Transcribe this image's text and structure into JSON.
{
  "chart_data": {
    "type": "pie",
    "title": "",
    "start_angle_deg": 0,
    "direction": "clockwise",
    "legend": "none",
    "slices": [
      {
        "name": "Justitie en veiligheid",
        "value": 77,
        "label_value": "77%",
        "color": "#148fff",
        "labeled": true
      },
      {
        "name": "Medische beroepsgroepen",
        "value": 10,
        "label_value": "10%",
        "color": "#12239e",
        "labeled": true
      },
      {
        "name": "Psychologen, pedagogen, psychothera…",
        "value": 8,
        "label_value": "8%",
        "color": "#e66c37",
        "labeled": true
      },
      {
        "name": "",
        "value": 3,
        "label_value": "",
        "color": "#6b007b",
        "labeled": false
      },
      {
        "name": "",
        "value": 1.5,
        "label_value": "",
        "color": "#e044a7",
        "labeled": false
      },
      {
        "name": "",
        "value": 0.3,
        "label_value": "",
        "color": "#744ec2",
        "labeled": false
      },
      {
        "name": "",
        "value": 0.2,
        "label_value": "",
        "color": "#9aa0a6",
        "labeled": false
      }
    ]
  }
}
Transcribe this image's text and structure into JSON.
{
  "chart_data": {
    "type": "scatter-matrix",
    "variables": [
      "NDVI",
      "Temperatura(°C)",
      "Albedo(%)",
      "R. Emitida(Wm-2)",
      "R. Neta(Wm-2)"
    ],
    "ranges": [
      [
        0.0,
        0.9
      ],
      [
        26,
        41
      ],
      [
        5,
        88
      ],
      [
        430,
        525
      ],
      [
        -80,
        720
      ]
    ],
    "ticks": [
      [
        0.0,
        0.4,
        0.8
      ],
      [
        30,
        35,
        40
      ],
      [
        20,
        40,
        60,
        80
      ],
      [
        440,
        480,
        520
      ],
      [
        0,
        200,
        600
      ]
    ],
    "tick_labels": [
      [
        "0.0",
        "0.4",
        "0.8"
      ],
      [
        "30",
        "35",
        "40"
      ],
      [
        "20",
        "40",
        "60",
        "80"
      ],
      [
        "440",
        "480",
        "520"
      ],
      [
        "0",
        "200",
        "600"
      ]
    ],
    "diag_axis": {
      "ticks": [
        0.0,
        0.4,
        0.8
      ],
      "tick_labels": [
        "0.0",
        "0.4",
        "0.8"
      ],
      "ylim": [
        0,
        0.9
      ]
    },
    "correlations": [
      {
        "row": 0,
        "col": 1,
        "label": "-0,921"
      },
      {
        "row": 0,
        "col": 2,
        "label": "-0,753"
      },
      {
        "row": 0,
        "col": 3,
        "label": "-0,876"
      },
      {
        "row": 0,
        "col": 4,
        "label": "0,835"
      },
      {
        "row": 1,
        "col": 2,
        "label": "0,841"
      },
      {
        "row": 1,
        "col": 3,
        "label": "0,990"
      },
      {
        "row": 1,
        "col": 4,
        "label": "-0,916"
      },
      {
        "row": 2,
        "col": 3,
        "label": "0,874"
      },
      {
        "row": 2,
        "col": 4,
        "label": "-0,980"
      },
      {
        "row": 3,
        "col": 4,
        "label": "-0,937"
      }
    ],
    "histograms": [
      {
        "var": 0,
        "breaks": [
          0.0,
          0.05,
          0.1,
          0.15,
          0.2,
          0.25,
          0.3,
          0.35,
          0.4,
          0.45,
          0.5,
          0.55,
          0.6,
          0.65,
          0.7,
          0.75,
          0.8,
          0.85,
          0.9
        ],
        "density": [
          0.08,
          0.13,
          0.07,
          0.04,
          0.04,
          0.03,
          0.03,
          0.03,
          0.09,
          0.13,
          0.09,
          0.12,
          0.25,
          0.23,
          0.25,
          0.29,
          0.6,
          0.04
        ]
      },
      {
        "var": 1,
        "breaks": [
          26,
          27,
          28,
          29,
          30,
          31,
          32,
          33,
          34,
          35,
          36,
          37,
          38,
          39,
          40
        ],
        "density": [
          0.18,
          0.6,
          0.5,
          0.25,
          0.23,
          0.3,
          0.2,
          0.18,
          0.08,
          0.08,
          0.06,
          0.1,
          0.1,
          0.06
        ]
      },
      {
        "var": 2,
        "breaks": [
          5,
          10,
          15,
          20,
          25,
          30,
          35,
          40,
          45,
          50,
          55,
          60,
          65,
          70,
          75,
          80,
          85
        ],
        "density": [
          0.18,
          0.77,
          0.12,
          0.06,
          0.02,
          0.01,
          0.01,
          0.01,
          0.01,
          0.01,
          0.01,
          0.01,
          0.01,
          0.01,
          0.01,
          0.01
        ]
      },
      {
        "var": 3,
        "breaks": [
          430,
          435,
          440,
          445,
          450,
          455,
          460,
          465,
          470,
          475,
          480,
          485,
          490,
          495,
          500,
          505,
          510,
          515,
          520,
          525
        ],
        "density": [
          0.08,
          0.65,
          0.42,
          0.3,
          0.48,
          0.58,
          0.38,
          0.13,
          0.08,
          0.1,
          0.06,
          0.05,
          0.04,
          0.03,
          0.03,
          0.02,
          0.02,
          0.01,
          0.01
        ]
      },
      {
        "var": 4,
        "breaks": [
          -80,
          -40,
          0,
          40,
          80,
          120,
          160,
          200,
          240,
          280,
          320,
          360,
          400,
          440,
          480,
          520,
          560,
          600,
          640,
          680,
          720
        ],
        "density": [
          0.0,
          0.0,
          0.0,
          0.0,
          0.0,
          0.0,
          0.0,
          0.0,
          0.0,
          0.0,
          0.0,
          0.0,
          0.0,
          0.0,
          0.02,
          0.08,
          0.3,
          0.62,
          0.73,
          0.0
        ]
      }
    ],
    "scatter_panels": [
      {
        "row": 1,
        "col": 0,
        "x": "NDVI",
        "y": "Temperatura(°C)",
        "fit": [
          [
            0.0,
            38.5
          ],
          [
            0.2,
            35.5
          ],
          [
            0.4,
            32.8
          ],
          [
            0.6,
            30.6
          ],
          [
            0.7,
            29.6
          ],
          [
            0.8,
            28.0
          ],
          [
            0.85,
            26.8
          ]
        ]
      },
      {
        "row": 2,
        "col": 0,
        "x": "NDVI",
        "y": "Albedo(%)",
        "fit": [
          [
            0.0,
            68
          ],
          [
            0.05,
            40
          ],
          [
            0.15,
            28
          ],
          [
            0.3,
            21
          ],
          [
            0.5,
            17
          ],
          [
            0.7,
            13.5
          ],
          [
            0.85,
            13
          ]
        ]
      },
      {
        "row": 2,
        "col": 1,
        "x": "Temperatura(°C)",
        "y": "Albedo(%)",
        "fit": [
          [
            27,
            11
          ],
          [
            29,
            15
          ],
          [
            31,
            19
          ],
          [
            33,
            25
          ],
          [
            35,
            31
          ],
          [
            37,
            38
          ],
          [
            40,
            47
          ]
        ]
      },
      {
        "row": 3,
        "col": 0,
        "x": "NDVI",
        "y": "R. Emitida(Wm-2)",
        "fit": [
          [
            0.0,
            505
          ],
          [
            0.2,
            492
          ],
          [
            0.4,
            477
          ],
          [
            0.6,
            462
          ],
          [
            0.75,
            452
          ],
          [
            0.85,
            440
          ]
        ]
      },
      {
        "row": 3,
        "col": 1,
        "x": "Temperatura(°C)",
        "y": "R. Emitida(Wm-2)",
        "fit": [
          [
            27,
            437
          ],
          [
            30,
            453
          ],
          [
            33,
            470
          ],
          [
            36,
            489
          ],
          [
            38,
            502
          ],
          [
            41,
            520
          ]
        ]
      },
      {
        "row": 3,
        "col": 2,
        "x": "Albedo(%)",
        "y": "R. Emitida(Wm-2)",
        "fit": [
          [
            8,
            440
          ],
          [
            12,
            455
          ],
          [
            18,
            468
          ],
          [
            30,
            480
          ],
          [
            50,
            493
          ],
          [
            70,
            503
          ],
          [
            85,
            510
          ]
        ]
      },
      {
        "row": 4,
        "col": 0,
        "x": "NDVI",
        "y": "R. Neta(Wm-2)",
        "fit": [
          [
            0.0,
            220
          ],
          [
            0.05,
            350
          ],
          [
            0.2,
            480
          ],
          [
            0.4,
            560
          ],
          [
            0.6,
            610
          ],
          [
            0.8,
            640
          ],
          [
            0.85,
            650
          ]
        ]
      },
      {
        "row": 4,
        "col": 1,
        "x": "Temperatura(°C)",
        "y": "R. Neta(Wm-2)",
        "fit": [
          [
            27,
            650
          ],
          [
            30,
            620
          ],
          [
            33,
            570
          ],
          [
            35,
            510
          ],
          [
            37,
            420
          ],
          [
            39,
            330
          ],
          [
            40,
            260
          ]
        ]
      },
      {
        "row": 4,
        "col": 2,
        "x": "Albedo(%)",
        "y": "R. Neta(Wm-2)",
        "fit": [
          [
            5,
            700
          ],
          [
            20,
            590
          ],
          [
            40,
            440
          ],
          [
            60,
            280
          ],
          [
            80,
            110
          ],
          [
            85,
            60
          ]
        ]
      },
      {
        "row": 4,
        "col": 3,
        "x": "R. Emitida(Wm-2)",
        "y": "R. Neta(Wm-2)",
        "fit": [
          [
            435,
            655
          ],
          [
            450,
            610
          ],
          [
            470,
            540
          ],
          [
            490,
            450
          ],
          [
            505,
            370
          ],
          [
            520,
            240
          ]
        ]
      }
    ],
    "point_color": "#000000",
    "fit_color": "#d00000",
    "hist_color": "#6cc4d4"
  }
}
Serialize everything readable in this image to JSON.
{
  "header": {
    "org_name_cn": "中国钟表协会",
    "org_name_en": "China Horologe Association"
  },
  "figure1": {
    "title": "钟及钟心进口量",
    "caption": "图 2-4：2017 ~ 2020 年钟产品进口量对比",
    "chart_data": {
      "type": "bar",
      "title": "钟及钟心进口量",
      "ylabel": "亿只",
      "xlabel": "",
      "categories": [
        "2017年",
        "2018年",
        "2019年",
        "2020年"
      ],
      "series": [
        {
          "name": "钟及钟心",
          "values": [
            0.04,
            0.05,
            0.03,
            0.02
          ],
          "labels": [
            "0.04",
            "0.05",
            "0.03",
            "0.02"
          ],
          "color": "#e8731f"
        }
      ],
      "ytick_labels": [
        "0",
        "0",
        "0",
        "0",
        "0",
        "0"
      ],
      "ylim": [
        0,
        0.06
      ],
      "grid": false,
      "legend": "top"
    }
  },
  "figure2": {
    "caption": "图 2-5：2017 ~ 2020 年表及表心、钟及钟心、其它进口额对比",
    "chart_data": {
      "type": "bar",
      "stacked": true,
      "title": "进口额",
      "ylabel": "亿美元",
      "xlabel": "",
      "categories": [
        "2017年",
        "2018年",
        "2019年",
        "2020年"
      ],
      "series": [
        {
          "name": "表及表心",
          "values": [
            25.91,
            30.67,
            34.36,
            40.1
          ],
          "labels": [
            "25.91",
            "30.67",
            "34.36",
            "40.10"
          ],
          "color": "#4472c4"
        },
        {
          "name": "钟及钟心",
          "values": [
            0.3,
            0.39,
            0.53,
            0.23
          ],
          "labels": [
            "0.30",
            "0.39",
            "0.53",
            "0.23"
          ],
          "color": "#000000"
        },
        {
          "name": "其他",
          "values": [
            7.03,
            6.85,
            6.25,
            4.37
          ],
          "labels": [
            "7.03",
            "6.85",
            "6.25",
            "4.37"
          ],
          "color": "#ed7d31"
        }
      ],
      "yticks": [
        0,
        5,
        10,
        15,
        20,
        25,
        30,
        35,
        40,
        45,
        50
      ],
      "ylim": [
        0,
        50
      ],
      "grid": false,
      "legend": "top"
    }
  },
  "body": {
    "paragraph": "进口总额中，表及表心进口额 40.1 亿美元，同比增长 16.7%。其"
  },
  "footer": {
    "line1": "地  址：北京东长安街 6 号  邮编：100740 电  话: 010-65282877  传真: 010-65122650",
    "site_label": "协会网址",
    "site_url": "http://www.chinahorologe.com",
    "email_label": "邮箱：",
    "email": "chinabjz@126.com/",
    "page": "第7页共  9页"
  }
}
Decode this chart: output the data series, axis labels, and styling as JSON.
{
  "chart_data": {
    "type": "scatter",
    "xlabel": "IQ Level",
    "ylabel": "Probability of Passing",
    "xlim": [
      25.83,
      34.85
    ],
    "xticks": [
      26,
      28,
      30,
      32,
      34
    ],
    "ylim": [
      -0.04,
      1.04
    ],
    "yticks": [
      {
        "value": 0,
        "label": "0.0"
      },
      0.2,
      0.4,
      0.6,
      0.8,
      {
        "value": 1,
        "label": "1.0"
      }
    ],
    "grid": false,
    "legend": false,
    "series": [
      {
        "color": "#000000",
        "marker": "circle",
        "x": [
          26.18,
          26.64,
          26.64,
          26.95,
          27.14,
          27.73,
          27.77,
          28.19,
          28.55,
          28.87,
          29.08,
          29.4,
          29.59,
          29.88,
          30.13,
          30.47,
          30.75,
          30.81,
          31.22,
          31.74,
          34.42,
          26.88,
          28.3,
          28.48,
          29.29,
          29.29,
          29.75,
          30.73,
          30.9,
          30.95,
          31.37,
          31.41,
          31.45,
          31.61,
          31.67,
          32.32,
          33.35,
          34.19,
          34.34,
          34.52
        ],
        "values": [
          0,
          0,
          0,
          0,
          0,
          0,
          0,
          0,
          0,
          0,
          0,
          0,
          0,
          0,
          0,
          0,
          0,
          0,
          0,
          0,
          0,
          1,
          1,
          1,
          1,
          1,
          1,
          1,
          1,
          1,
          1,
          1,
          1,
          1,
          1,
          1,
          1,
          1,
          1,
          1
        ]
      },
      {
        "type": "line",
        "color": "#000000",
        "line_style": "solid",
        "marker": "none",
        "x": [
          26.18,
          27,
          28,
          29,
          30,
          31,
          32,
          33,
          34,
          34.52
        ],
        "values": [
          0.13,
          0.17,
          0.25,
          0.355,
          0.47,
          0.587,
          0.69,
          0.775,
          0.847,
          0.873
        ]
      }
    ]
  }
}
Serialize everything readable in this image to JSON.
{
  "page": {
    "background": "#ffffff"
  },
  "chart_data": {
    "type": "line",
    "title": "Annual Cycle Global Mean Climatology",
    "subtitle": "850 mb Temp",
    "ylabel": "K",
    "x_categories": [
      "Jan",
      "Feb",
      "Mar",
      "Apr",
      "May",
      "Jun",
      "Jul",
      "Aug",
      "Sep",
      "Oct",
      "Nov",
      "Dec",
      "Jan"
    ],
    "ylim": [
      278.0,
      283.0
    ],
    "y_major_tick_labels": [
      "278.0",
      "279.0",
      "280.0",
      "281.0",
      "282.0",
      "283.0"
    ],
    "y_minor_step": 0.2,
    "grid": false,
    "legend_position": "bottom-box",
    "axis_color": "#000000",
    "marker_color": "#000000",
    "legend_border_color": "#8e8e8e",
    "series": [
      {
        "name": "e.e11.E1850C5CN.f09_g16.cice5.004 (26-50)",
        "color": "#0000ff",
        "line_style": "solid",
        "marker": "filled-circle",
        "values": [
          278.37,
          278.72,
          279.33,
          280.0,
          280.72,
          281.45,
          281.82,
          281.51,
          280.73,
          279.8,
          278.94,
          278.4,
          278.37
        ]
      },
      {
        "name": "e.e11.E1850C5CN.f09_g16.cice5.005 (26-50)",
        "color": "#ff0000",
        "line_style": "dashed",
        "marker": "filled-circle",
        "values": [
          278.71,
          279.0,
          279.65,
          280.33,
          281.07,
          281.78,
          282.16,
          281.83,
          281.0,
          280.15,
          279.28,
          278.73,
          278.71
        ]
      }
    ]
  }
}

- **DIRECTIONS**
In the listing, find every line with the word "ylabel" and state how many there are, nothing more.

- **OUTPUT OF THE EXERCISE**
4